An oddity in list comparison and element assignment

[Jim Segrave]

In article <1149177617.985251.74560 at c74g2000cwc.googlegroups.com>,
 <michael.f.ellis at gmail.com> wrote:
>Hi Alex,
>With all due respect to your well-deserved standing in the Python
>community, I'm not convinced that equality shouldn't imply invariance
>under identical operations.
>
>Perhaps the most fundamental notion is mathematics is that the left and
>right sides of an equation remain identical after any operation applied
>to both sides.  Our experience of the physical world is similar.  If I
>make identical modifications to the engines of two identical
>automobiles, I expect the difference in performance to be identical.
>If my expectation is met, I would assert that either the two vehicles
>were not identical to begin with or that my modifications were not
>performed identically.
>
>As to containers,  would you say that envelope containing five $100
>bills is the same as an envelope containing a single $100 bill and 4
>xerox copies of it? If so, I'd like to engage in some envelope
>exchanges with you :-)
>
>As I see it, reference copying is a very useful performance and memory
>optimization.  But I don't think it should undermine the validity of
>assert(a==b) as a predictor of invariance under identical operations.

I think you end up with a totally unwieldy definition of '==' for
containers, since you have to check for _identical_ aliasing to
whatever depth it might occur, and, if you insist on equality
modeling the physical world, two lists can only be equal if:

for each corresponding element in the two lists, either the element is
a reference to the same underlying object or the corresponding
elements are references to objects which do not have and never will
have other references bound to them.

▶ _Given records_:

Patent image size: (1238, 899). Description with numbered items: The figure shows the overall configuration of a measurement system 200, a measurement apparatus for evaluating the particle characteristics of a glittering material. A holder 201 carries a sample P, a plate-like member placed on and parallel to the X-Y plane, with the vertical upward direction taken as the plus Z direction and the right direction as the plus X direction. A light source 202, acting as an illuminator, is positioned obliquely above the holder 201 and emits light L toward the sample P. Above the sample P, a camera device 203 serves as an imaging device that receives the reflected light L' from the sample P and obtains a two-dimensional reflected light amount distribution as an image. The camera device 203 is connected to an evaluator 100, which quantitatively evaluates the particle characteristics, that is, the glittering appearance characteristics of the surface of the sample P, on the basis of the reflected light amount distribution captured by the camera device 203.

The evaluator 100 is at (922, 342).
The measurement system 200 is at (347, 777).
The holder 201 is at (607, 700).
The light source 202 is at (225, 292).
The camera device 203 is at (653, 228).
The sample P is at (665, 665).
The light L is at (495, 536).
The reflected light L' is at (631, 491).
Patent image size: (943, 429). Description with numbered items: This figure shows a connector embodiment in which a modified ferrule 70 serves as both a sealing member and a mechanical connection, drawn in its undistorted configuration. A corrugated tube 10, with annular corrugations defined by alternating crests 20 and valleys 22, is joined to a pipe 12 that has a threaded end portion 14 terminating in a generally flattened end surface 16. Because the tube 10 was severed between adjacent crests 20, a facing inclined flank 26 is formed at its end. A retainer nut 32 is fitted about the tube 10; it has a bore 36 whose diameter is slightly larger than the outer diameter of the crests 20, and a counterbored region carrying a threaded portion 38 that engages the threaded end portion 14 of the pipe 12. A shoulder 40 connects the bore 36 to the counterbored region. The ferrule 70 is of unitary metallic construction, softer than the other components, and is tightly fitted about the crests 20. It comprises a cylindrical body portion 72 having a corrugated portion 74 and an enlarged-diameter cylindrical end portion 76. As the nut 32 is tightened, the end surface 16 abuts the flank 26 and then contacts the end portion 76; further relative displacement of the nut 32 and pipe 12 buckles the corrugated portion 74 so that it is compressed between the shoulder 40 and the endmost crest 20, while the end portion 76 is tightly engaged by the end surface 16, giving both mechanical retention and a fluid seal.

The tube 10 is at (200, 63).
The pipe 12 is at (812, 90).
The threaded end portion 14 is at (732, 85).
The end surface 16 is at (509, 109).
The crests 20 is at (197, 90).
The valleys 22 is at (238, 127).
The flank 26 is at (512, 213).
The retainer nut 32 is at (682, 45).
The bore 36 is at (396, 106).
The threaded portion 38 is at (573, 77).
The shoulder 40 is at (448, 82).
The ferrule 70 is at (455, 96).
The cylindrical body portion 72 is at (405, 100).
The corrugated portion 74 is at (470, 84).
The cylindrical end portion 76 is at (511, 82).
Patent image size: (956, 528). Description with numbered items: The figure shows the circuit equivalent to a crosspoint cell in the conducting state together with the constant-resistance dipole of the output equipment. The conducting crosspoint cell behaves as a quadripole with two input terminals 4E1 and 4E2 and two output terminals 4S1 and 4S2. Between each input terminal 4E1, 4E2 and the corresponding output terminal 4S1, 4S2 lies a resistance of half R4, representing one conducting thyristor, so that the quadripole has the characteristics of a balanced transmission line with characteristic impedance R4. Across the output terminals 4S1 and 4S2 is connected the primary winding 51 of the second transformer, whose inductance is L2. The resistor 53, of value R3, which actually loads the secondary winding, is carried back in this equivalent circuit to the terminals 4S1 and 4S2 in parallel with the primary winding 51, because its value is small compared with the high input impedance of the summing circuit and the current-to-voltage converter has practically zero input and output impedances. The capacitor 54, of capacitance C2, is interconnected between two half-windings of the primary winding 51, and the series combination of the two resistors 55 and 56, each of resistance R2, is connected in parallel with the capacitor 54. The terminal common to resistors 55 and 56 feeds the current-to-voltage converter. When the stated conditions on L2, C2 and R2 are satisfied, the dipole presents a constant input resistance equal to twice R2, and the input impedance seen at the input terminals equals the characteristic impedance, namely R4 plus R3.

▶ _Task statement_: In the forum post on list comparison, what does the quoted message call reference copying?

▶ _Solution_: A very useful performance and memory optimization.